Exercise aim.
Reproduce the listing below in its entirety. Change nothing.

Supplied data.
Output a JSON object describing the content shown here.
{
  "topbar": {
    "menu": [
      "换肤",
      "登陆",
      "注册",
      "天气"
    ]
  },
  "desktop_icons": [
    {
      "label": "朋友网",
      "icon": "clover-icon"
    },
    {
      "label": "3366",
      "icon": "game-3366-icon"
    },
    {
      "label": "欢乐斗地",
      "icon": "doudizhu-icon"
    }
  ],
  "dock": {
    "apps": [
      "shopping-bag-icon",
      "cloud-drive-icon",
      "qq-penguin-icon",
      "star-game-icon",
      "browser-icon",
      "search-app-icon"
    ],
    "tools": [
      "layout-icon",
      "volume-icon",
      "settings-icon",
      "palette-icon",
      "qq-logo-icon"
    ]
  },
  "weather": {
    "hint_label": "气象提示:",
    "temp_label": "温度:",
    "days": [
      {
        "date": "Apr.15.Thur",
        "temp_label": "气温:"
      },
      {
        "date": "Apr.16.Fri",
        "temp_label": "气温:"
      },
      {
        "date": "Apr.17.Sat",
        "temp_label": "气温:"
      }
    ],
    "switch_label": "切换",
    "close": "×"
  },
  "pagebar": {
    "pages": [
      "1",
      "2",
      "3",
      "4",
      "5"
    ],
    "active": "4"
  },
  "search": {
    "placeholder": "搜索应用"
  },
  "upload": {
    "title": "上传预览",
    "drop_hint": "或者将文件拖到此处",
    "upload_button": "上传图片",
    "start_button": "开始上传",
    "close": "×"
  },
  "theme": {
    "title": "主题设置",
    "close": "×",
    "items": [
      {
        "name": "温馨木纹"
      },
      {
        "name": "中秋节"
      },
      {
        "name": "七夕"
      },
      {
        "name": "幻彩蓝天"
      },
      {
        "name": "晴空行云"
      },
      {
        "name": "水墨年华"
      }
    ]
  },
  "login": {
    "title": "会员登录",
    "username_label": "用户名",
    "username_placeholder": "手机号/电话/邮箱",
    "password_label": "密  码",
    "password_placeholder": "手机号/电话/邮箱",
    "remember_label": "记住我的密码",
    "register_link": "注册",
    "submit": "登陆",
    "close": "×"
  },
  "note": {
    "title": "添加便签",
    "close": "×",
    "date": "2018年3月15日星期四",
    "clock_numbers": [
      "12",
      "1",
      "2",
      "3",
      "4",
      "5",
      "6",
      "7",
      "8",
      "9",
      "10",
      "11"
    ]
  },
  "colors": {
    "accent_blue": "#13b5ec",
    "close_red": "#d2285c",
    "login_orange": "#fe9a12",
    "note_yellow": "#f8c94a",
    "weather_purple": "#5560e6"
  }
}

Solved exercise.
Output a JSON object describing the content shown here.
{
  "topbar": {
    "menu": [
      "换肤",
      "登陆",
      "注册",
      "天气"
    ]
  },
  "desktop_icons": [
    {
      "label": "朋友网",
      "icon": "clover-icon"
    },
    {
      "label": "3366",
      "icon": "game-3366-icon"
    },
    {
      "label": "欢乐斗地",
      "icon": "doudizhu-icon"
    }
  ],
  "dock": {
    "apps": [
      "shopping-bag-icon",
      "cloud-drive-icon",
      "qq-penguin-icon",
      "star-game-icon",
      "browser-icon",
      "search-app-icon"
    ],
    "tools": [
      "layout-icon",
      "volume-icon",
      "settings-icon",
      "palette-icon",
      "qq-logo-icon"
    ]
  },
  "weather": {
    "hint_label": "气象提示:",
    "temp_label": "温度:",
    "days": [
      {
        "date": "Apr.15.Thur",
        "temp_label": "气温:"
      },
      {
        "date": "Apr.16.Fri",
        "temp_label": "气温:"
      },
      {
        "date": "Apr.17.Sat",
        "temp_label": "气温:"
      }
    ],
    "switch_label": "切换",
    "close": "×"
  },
  "pagebar": {
    "pages": [
      "1",
      "2",
      "3",
      "4",
      "5"
    ],
    "active": "4"
  },
  "search": {
    "placeholder": "搜索应用"
  },
  "upload": {
    "title": "上传预览",
    "drop_hint": "或者将文件拖到此处",
    "upload_button": "上传图片",
    "start_button": "开始上传",
    "close": "×"
  },
  "theme": {
    "title": "主题设置",
    "close": "×",
    "items": [
      {
        "name": "温馨木纹"
      },
      {
        "name": "中秋节"
      },
      {
        "name": "七夕"
      },
      {
        "name": "幻彩蓝天"
      },
      {
        "name": "晴空行云"
      },
      {
        "name": "水墨年华"
      }
    ]
  },
  "login": {
    "title": "会员登录",
    "username_label": "用户名",
    "username_placeholder": "手机号/电话/邮箱",
    "password_label": "密  码",
    "password_placeholder": "手机号/电话/邮箱",
    "remember_label": "记住我的密码",
    "register_link": "注册",
    "submit": "登陆",
    "close": "×"
  },
  "note": {
    "title": "添加便签",
    "close": "×",
    "date": "2018年3月15日星期四",
    "clock_numbers": [
      "12",
      "1",
      "2",
      "3",
      "4",
      "5",
      "6",
      "7",
      "8",
      "9",
      "10",
      "11"
    ]
  },
  "colors": {
    "accent_blue": "#13b5ec",
    "close_red": "#d2285c",
    "login_orange": "#fe9a12",
    "note_yellow": "#f8c94a",
    "weather_purple": "#5560e6"
  }
}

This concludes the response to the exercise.